* Request:
Return all lines that include the string "text".

******************************

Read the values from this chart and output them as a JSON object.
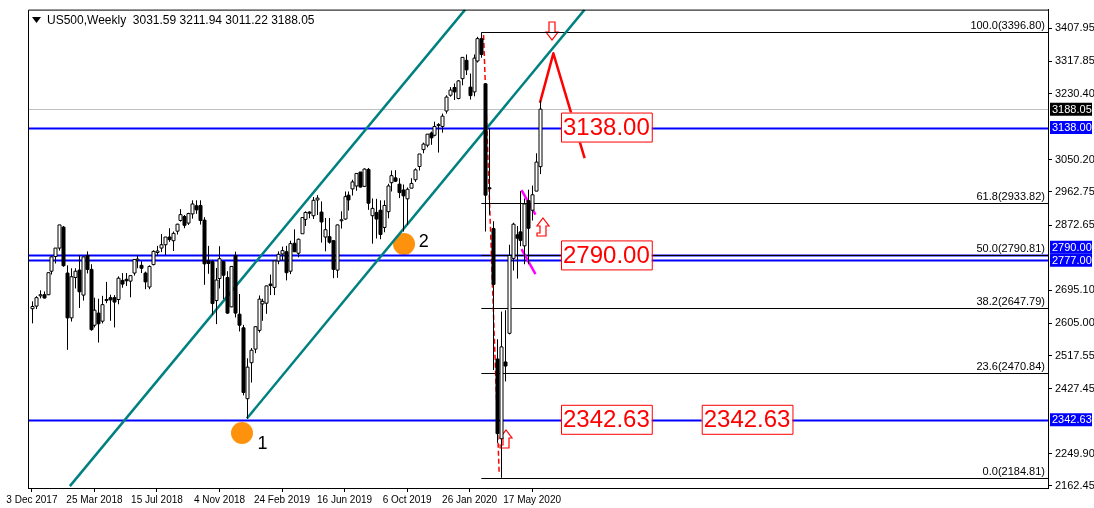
{
  "chart_data": {
    "type": "candlestick",
    "title": "US500,Weekly  3031.59 3211.94 3011.22 3188.05",
    "x": [
      "2017-12-03",
      "2017-12-10",
      "2017-12-17",
      "2017-12-24",
      "2017-12-31",
      "2018-01-07",
      "2018-01-14",
      "2018-01-21",
      "2018-01-28",
      "2018-02-04",
      "2018-02-11",
      "2018-02-18",
      "2018-02-25",
      "2018-03-04",
      "2018-03-11",
      "2018-03-18",
      "2018-03-25",
      "2018-04-01",
      "2018-04-08",
      "2018-04-15",
      "2018-04-22",
      "2018-04-29",
      "2018-05-06",
      "2018-05-13",
      "2018-05-20",
      "2018-05-27",
      "2018-06-03",
      "2018-06-10",
      "2018-06-17",
      "2018-06-24",
      "2018-07-01",
      "2018-07-08",
      "2018-07-15",
      "2018-07-22",
      "2018-07-29",
      "2018-08-05",
      "2018-08-12",
      "2018-08-19",
      "2018-08-26",
      "2018-09-02",
      "2018-09-09",
      "2018-09-16",
      "2018-09-23",
      "2018-09-30",
      "2018-10-07",
      "2018-10-14",
      "2018-10-21",
      "2018-10-28",
      "2018-11-04",
      "2018-11-11",
      "2018-11-18",
      "2018-11-25",
      "2018-12-02",
      "2018-12-09",
      "2018-12-16",
      "2018-12-23",
      "2018-12-30",
      "2019-01-06",
      "2019-01-13",
      "2019-01-20",
      "2019-01-27",
      "2019-02-03",
      "2019-02-10",
      "2019-02-17",
      "2019-02-24",
      "2019-03-03",
      "2019-03-10",
      "2019-03-17",
      "2019-03-24",
      "2019-03-31",
      "2019-04-07",
      "2019-04-14",
      "2019-04-21",
      "2019-04-28",
      "2019-05-05",
      "2019-05-12",
      "2019-05-19",
      "2019-05-26",
      "2019-06-02",
      "2019-06-09",
      "2019-06-16",
      "2019-06-23",
      "2019-06-30",
      "2019-07-07",
      "2019-07-14",
      "2019-07-21",
      "2019-07-28",
      "2019-08-04",
      "2019-08-11",
      "2019-08-18",
      "2019-08-25",
      "2019-09-01",
      "2019-09-08",
      "2019-09-15",
      "2019-09-22",
      "2019-09-29",
      "2019-10-06",
      "2019-10-13",
      "2019-10-20",
      "2019-10-27",
      "2019-11-03",
      "2019-11-10",
      "2019-11-17",
      "2019-11-24",
      "2019-12-01",
      "2019-12-08",
      "2019-12-15",
      "2019-12-22",
      "2019-12-29",
      "2020-01-05",
      "2020-01-12",
      "2020-01-19",
      "2020-01-26",
      "2020-02-02",
      "2020-02-09",
      "2020-02-16",
      "2020-02-23",
      "2020-03-01",
      "2020-03-08",
      "2020-03-15",
      "2020-03-22",
      "2020-03-29",
      "2020-04-05",
      "2020-04-12",
      "2020-04-19",
      "2020-04-26",
      "2020-05-03",
      "2020-05-10",
      "2020-05-17",
      "2020-05-24",
      "2020-05-31"
    ],
    "ohlc": [
      [
        2645,
        2665,
        2605,
        2651
      ],
      [
        2652,
        2679,
        2644,
        2675
      ],
      [
        2680,
        2695,
        2673,
        2683
      ],
      [
        2683,
        2692,
        2673,
        2674
      ],
      [
        2683,
        2743,
        2682,
        2743
      ],
      [
        2747,
        2787,
        2738,
        2786
      ],
      [
        2787,
        2810,
        2768,
        2810
      ],
      [
        2810,
        2873,
        2803,
        2873
      ],
      [
        2867,
        2870,
        2759,
        2762
      ],
      [
        2742,
        2763,
        2533,
        2620
      ],
      [
        2620,
        2755,
        2610,
        2732
      ],
      [
        2730,
        2755,
        2700,
        2747
      ],
      [
        2750,
        2790,
        2647,
        2691
      ],
      [
        2682,
        2787,
        2667,
        2786
      ],
      [
        2790,
        2801,
        2741,
        2752
      ],
      [
        2752,
        2766,
        2585,
        2588
      ],
      [
        2600,
        2675,
        2594,
        2641
      ],
      [
        2633,
        2672,
        2553,
        2604
      ],
      [
        2611,
        2680,
        2605,
        2656
      ],
      [
        2670,
        2718,
        2660,
        2670
      ],
      [
        2675,
        2683,
        2612,
        2669
      ],
      [
        2675,
        2682,
        2594,
        2663
      ],
      [
        2670,
        2733,
        2657,
        2728
      ],
      [
        2722,
        2742,
        2702,
        2712
      ],
      [
        2725,
        2742,
        2707,
        2721
      ],
      [
        2720,
        2736,
        2676,
        2735
      ],
      [
        2742,
        2779,
        2735,
        2779
      ],
      [
        2780,
        2791,
        2755,
        2780
      ],
      [
        2763,
        2774,
        2742,
        2755
      ],
      [
        2742,
        2746,
        2698,
        2718
      ],
      [
        2704,
        2763,
        2698,
        2760
      ],
      [
        2765,
        2804,
        2763,
        2801
      ],
      [
        2798,
        2816,
        2789,
        2802
      ],
      [
        2810,
        2848,
        2799,
        2819
      ],
      [
        2819,
        2840,
        2791,
        2840
      ],
      [
        2840,
        2864,
        2827,
        2833
      ],
      [
        2830,
        2855,
        2802,
        2850
      ],
      [
        2856,
        2876,
        2847,
        2875
      ],
      [
        2885,
        2916,
        2882,
        2901
      ],
      [
        2896,
        2900,
        2864,
        2872
      ],
      [
        2878,
        2906,
        2873,
        2904
      ],
      [
        2903,
        2940,
        2890,
        2930
      ],
      [
        2925,
        2940,
        2903,
        2914
      ],
      [
        2926,
        2940,
        2874,
        2885
      ],
      [
        2886,
        2894,
        2710,
        2767
      ],
      [
        2775,
        2816,
        2740,
        2768
      ],
      [
        2773,
        2778,
        2628,
        2659
      ],
      [
        2667,
        2756,
        2603,
        2723
      ],
      [
        2727,
        2815,
        2700,
        2781
      ],
      [
        2773,
        2775,
        2671,
        2736
      ],
      [
        2730,
        2747,
        2631,
        2633
      ],
      [
        2650,
        2760,
        2649,
        2760
      ],
      [
        2790,
        2800,
        2621,
        2633
      ],
      [
        2630,
        2685,
        2583,
        2600
      ],
      [
        2593,
        2601,
        2409,
        2417
      ],
      [
        2400,
        2510,
        2346,
        2486
      ],
      [
        2498,
        2538,
        2444,
        2532
      ],
      [
        2535,
        2597,
        2524,
        2596
      ],
      [
        2586,
        2681,
        2580,
        2671
      ],
      [
        2658,
        2672,
        2612,
        2665
      ],
      [
        2660,
        2708,
        2631,
        2707
      ],
      [
        2712,
        2738,
        2682,
        2708
      ],
      [
        2703,
        2775,
        2682,
        2775
      ],
      [
        2775,
        2801,
        2766,
        2793
      ],
      [
        2794,
        2814,
        2775,
        2803
      ],
      [
        2800,
        2816,
        2722,
        2743
      ],
      [
        2747,
        2830,
        2739,
        2822
      ],
      [
        2823,
        2861,
        2800,
        2800
      ],
      [
        2796,
        2836,
        2785,
        2834
      ],
      [
        2849,
        2894,
        2849,
        2893
      ],
      [
        2888,
        2910,
        2870,
        2907
      ],
      [
        2908,
        2910,
        2891,
        2905
      ],
      [
        2898,
        2949,
        2889,
        2940
      ],
      [
        2941,
        2954,
        2900,
        2946
      ],
      [
        2908,
        2937,
        2825,
        2881
      ],
      [
        2840,
        2892,
        2801,
        2860
      ],
      [
        2841,
        2892,
        2822,
        2826
      ],
      [
        2830,
        2832,
        2728,
        2752
      ],
      [
        2750,
        2874,
        2729,
        2873
      ],
      [
        2885,
        2910,
        2863,
        2887
      ],
      [
        2889,
        2964,
        2887,
        2950
      ],
      [
        2954,
        2964,
        2912,
        2941
      ],
      [
        2971,
        2996,
        2953,
        2990
      ],
      [
        2979,
        3013,
        2966,
        3013
      ],
      [
        3017,
        3017,
        2975,
        2976
      ],
      [
        2978,
        3027,
        2976,
        3025
      ],
      [
        3024,
        3028,
        2914,
        2932
      ],
      [
        2898,
        2945,
        2822,
        2918
      ],
      [
        2907,
        2944,
        2836,
        2889
      ],
      [
        2913,
        2940,
        2834,
        2847
      ],
      [
        2866,
        2940,
        2853,
        2926
      ],
      [
        2909,
        2985,
        2891,
        2979
      ],
      [
        2988,
        3021,
        2964,
        3007
      ],
      [
        3001,
        3022,
        2990,
        2992
      ],
      [
        2984,
        3000,
        2946,
        2961
      ],
      [
        2968,
        2983,
        2855,
        2952
      ],
      [
        2944,
        2975,
        2873,
        2970
      ],
      [
        2973,
        3000,
        2973,
        2986
      ],
      [
        2996,
        3027,
        2990,
        3023
      ],
      [
        3032,
        3066,
        3021,
        3066
      ],
      [
        3078,
        3097,
        3068,
        3093
      ],
      [
        3090,
        3120,
        3084,
        3120
      ],
      [
        3123,
        3127,
        3091,
        3110
      ],
      [
        3117,
        3154,
        3114,
        3141
      ],
      [
        3144,
        3150,
        3070,
        3146
      ],
      [
        3141,
        3176,
        3124,
        3169
      ],
      [
        3183,
        3226,
        3176,
        3221
      ],
      [
        3226,
        3248,
        3222,
        3240
      ],
      [
        3247,
        3258,
        3213,
        3235
      ],
      [
        3217,
        3267,
        3215,
        3265
      ],
      [
        3271,
        3329,
        3253,
        3329
      ],
      [
        3321,
        3337,
        3281,
        3295
      ],
      [
        3248,
        3285,
        3214,
        3225
      ],
      [
        3235,
        3337,
        3223,
        3327
      ],
      [
        3319,
        3385,
        3315,
        3380
      ],
      [
        3380,
        3396.8,
        3328,
        3337
      ],
      [
        3257,
        3259,
        2855,
        2954
      ],
      [
        2974,
        3136,
        2901,
        2972
      ],
      [
        2863,
        2883,
        2478,
        2711
      ],
      [
        2508,
        2562,
        2280,
        2305
      ],
      [
        2291,
        2637,
        2184.81,
        2541
      ],
      [
        2500,
        2641,
        2447,
        2489
      ],
      [
        2578,
        2819,
        2575,
        2790
      ],
      [
        2782,
        2879,
        2749,
        2875
      ],
      [
        2846,
        2870,
        2727,
        2837
      ],
      [
        2854,
        2965,
        2815,
        2831
      ],
      [
        2816,
        2945,
        2766,
        2930
      ],
      [
        2939,
        2969,
        2766,
        2864
      ],
      [
        2913,
        2980,
        2885,
        2955
      ],
      [
        2965,
        3068,
        2965,
        3044
      ],
      [
        3031.59,
        3211.94,
        3011.22,
        3188.05
      ]
    ],
    "series": [
      {
        "type": "line",
        "color": "#008080",
        "x": [
          "2018-02-09",
          "2020-01-18"
        ],
        "values": [
          2162,
          3459
        ]
      },
      {
        "type": "line",
        "color": "#008080",
        "x": [
          "2018-12-23",
          "2020-08-19"
        ],
        "values": [
          2346,
          3459
        ]
      },
      {
        "type": "line",
        "color": "#ff0000",
        "line_style": "dashed",
        "x": [
          "2020-02-20",
          "2020-03-19"
        ],
        "values": [
          3390,
          2195
        ]
      },
      {
        "type": "line",
        "color": "#ff0000",
        "x": [
          "2020-05-31",
          "2020-06-24",
          "2020-08-19"
        ],
        "values": [
          3205,
          3340,
          3055
        ]
      },
      {
        "type": "line",
        "color": "#ff00ff",
        "x": [
          "2020-04-28",
          "2020-05-23"
        ],
        "values": [
          2968,
          2901
        ]
      },
      {
        "type": "line",
        "color": "#ff00ff",
        "x": [
          "2020-04-28",
          "2020-05-23"
        ],
        "values": [
          2807,
          2739
        ]
      }
    ],
    "xlim": [
      "2017-11-26",
      "2022-11-27"
    ],
    "xticks": [
      {
        "value": "2017-12-03",
        "label": "3 Dec 2017"
      },
      {
        "value": "2018-03-25",
        "label": "25 Mar 2018"
      },
      {
        "value": "2018-07-15",
        "label": "15 Jul 2018"
      },
      {
        "value": "2018-11-04",
        "label": "4 Nov 2018"
      },
      {
        "value": "2019-02-24",
        "label": "24 Feb 2019"
      },
      {
        "value": "2019-06-16",
        "label": "16 Jun 2019"
      },
      {
        "value": "2019-10-06",
        "label": "6 Oct 2019"
      },
      {
        "value": "2020-01-26",
        "label": "26 Jan 2020"
      },
      {
        "value": "2020-05-17",
        "label": "17 May 2020"
      }
    ],
    "ylim": [
      2157,
      3459
    ],
    "yticks": [
      3407.95,
      3317.85,
      {
        "value": 3230.4,
        "label": "3230.40"
      },
      {
        "value": 3050.2,
        "label": "3050.20"
      },
      2962.75,
      2872.65,
      {
        "value": 2695.1,
        "label": "2695.10"
      },
      {
        "value": 2605,
        "label": "2605.00"
      },
      2517.55,
      2427.45,
      {
        "value": 2249.9,
        "label": "2249.90"
      },
      2162.45
    ],
    "ref_lines": [
      {
        "axis": "y",
        "value": 3188.05,
        "label": "3188.05",
        "color": "#c0c0c0"
      },
      {
        "axis": "y",
        "value": 3138,
        "label": "3138.00",
        "color": "#0000ff"
      },
      {
        "axis": "y",
        "value": 2790,
        "label": "2790.00",
        "color": "#0000ff"
      },
      {
        "axis": "y",
        "value": 2777,
        "label": "2777.00",
        "color": "#0000ff"
      },
      {
        "axis": "y",
        "value": 2342.63,
        "label": "2342.63",
        "color": "#0000ff"
      },
      {
        "axis": "y",
        "value": 3396.8,
        "label": "100.0(3396.80)",
        "color": "#000000",
        "line_style": "solid"
      },
      {
        "axis": "y",
        "value": 2933.82,
        "label": "61.8(2933.82)",
        "color": "#000000",
        "line_style": "solid"
      },
      {
        "axis": "y",
        "value": 2790.81,
        "label": "50.0(2790.81)",
        "color": "#000000",
        "line_style": "solid"
      },
      {
        "axis": "y",
        "value": 2647.79,
        "label": "38.2(2647.79)",
        "color": "#000000",
        "line_style": "solid"
      },
      {
        "axis": "y",
        "value": 2470.84,
        "label": "23.6(2470.84)",
        "color": "#000000",
        "line_style": "solid"
      },
      {
        "axis": "y",
        "value": 2184.81,
        "label": "0.0(2184.81)",
        "color": "#000000",
        "line_style": "solid"
      }
    ],
    "annotations": [
      {
        "text": "3138.00",
        "x": "2020-09-27",
        "y": 3138
      },
      {
        "text": "2790.00",
        "x": "2020-09-27",
        "y": 2790
      },
      {
        "text": "2342.63",
        "x": "2020-09-27",
        "y": 2342.63
      },
      {
        "text": "2342.63",
        "x": "2021-06-06",
        "y": 2342.63
      },
      "1",
      "2"
    ]
  }
}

******************************

* Response below:
        "text": "3138.00",
        "text": "2790.00",
        "text": "2342.63",
        "text": "2342.63",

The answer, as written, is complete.